[Records that describe figures]
------------------------------------------------------------

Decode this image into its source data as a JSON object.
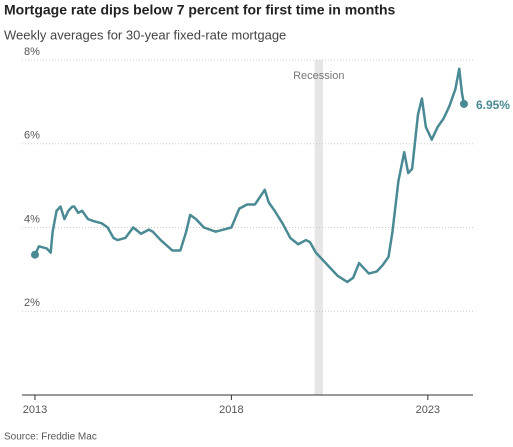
{
  "chart_data": {
    "type": "line",
    "title": "Mortgage rate dips below 7 percent for first time in months",
    "subtitle": "Weekly averages for 30-year fixed-rate mortgage",
    "source": "Source: Freddie Mac",
    "recession": {
      "label": "Recession",
      "x": [
        2020.12,
        2020.33
      ]
    },
    "x": [
      2013.0,
      2013.1,
      2013.3,
      2013.4,
      2013.45,
      2013.55,
      2013.65,
      2013.75,
      2013.85,
      2013.95,
      2014.0,
      2014.1,
      2014.2,
      2014.35,
      2014.5,
      2014.7,
      2014.85,
      2015.0,
      2015.1,
      2015.3,
      2015.5,
      2015.7,
      2015.9,
      2016.0,
      2016.2,
      2016.5,
      2016.7,
      2016.85,
      2016.95,
      2017.1,
      2017.3,
      2017.6,
      2017.8,
      2018.0,
      2018.2,
      2018.4,
      2018.6,
      2018.85,
      2018.95,
      2019.1,
      2019.3,
      2019.5,
      2019.7,
      2019.9,
      2020.0,
      2020.15,
      2020.3,
      2020.5,
      2020.7,
      2020.95,
      2021.1,
      2021.25,
      2021.5,
      2021.7,
      2021.85,
      2022.0,
      2022.1,
      2022.25,
      2022.4,
      2022.5,
      2022.6,
      2022.75,
      2022.85,
      2022.95,
      2023.1,
      2023.25,
      2023.4,
      2023.55,
      2023.7,
      2023.8,
      2023.87,
      2023.92
    ],
    "series": [
      {
        "name": "30-year fixed-rate mortgage",
        "color": "#4a8a94",
        "values": [
          3.35,
          3.55,
          3.5,
          3.4,
          3.9,
          4.4,
          4.5,
          4.2,
          4.4,
          4.5,
          4.5,
          4.35,
          4.4,
          4.2,
          4.15,
          4.1,
          4.0,
          3.75,
          3.7,
          3.75,
          4.0,
          3.85,
          3.95,
          3.9,
          3.7,
          3.45,
          3.45,
          3.9,
          4.3,
          4.2,
          4.0,
          3.9,
          3.95,
          4.0,
          4.45,
          4.55,
          4.55,
          4.9,
          4.6,
          4.4,
          4.1,
          3.75,
          3.6,
          3.7,
          3.65,
          3.4,
          3.25,
          3.05,
          2.85,
          2.7,
          2.8,
          3.15,
          2.9,
          2.95,
          3.1,
          3.3,
          3.9,
          5.1,
          5.8,
          5.3,
          5.4,
          6.7,
          7.08,
          6.4,
          6.1,
          6.4,
          6.6,
          6.9,
          7.3,
          7.79,
          7.2,
          6.95
        ],
        "value_labels": [
          null,
          null,
          null,
          null,
          null,
          null,
          null,
          null,
          null,
          null,
          null,
          null,
          null,
          null,
          null,
          null,
          null,
          null,
          null,
          null,
          null,
          null,
          null,
          null,
          null,
          null,
          null,
          null,
          null,
          null,
          null,
          null,
          null,
          null,
          null,
          null,
          null,
          null,
          null,
          null,
          null,
          null,
          null,
          null,
          null,
          null,
          null,
          null,
          null,
          null,
          null,
          null,
          null,
          null,
          null,
          null,
          null,
          null,
          null,
          null,
          null,
          null,
          null,
          null,
          null,
          null,
          null,
          null,
          null,
          null,
          null,
          "6.95%"
        ]
      }
    ],
    "xlim": [
      2012.67,
      2024.15
    ],
    "xticks": [
      2013,
      2018,
      2023
    ],
    "ylim": [
      0,
      8
    ],
    "yticks": [
      {
        "value": 2,
        "label": "2%"
      },
      {
        "value": 4,
        "label": "4%"
      },
      {
        "value": 6,
        "label": "6%"
      },
      {
        "value": 8,
        "label": "8%"
      }
    ],
    "grid": true
  }
}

------------------------------------------------------------

Set problem
All of the data above should be transcribed verbatim, with pictures omitted.

Result for this exercise
Decode this image into its source data as a JSON object.
{
  "chart_data": {
    "type": "line",
    "title": "Mortgage rate dips below 7 percent for first time in months",
    "subtitle": "Weekly averages for 30-year fixed-rate mortgage",
    "source": "Source: Freddie Mac",
    "recession": {
      "label": "Recession",
      "x": [
        2020.12,
        2020.33
      ]
    },
    "x": [
      2013.0,
      2013.1,
      2013.3,
      2013.4,
      2013.45,
      2013.55,
      2013.65,
      2013.75,
      2013.85,
      2013.95,
      2014.0,
      2014.1,
      2014.2,
      2014.35,
      2014.5,
      2014.7,
      2014.85,
      2015.0,
      2015.1,
      2015.3,
      2015.5,
      2015.7,
      2015.9,
      2016.0,
      2016.2,
      2016.5,
      2016.7,
      2016.85,
      2016.95,
      2017.1,
      2017.3,
      2017.6,
      2017.8,
      2018.0,
      2018.2,
      2018.4,
      2018.6,
      2018.85,
      2018.95,
      2019.1,
      2019.3,
      2019.5,
      2019.7,
      2019.9,
      2020.0,
      2020.15,
      2020.3,
      2020.5,
      2020.7,
      2020.95,
      2021.1,
      2021.25,
      2021.5,
      2021.7,
      2021.85,
      2022.0,
      2022.1,
      2022.25,
      2022.4,
      2022.5,
      2022.6,
      2022.75,
      2022.85,
      2022.95,
      2023.1,
      2023.25,
      2023.4,
      2023.55,
      2023.7,
      2023.8,
      2023.87,
      2023.92
    ],
    "series": [
      {
        "name": "30-year fixed-rate mortgage",
        "color": "#4a8a94",
        "values": [
          3.35,
          3.55,
          3.5,
          3.4,
          3.9,
          4.4,
          4.5,
          4.2,
          4.4,
          4.5,
          4.5,
          4.35,
          4.4,
          4.2,
          4.15,
          4.1,
          4.0,
          3.75,
          3.7,
          3.75,
          4.0,
          3.85,
          3.95,
          3.9,
          3.7,
          3.45,
          3.45,
          3.9,
          4.3,
          4.2,
          4.0,
          3.9,
          3.95,
          4.0,
          4.45,
          4.55,
          4.55,
          4.9,
          4.6,
          4.4,
          4.1,
          3.75,
          3.6,
          3.7,
          3.65,
          3.4,
          3.25,
          3.05,
          2.85,
          2.7,
          2.8,
          3.15,
          2.9,
          2.95,
          3.1,
          3.3,
          3.9,
          5.1,
          5.8,
          5.3,
          5.4,
          6.7,
          7.08,
          6.4,
          6.1,
          6.4,
          6.6,
          6.9,
          7.3,
          7.79,
          7.2,
          6.95
        ],
        "value_labels": [
          null,
          null,
          null,
          null,
          null,
          null,
          null,
          null,
          null,
          null,
          null,
          null,
          null,
          null,
          null,
          null,
          null,
          null,
          null,
          null,
          null,
          null,
          null,
          null,
          null,
          null,
          null,
          null,
          null,
          null,
          null,
          null,
          null,
          null,
          null,
          null,
          null,
          null,
          null,
          null,
          null,
          null,
          null,
          null,
          null,
          null,
          null,
          null,
          null,
          null,
          null,
          null,
          null,
          null,
          null,
          null,
          null,
          null,
          null,
          null,
          null,
          null,
          null,
          null,
          null,
          null,
          null,
          null,
          null,
          null,
          null,
          "6.95%"
        ]
      }
    ],
    "xlim": [
      2012.67,
      2024.15
    ],
    "xticks": [
      2013,
      2018,
      2023
    ],
    "ylim": [
      0,
      8
    ],
    "yticks": [
      {
        "value": 2,
        "label": "2%"
      },
      {
        "value": 4,
        "label": "4%"
      },
      {
        "value": 6,
        "label": "6%"
      },
      {
        "value": 8,
        "label": "8%"
      }
    ],
    "grid": true
  }
}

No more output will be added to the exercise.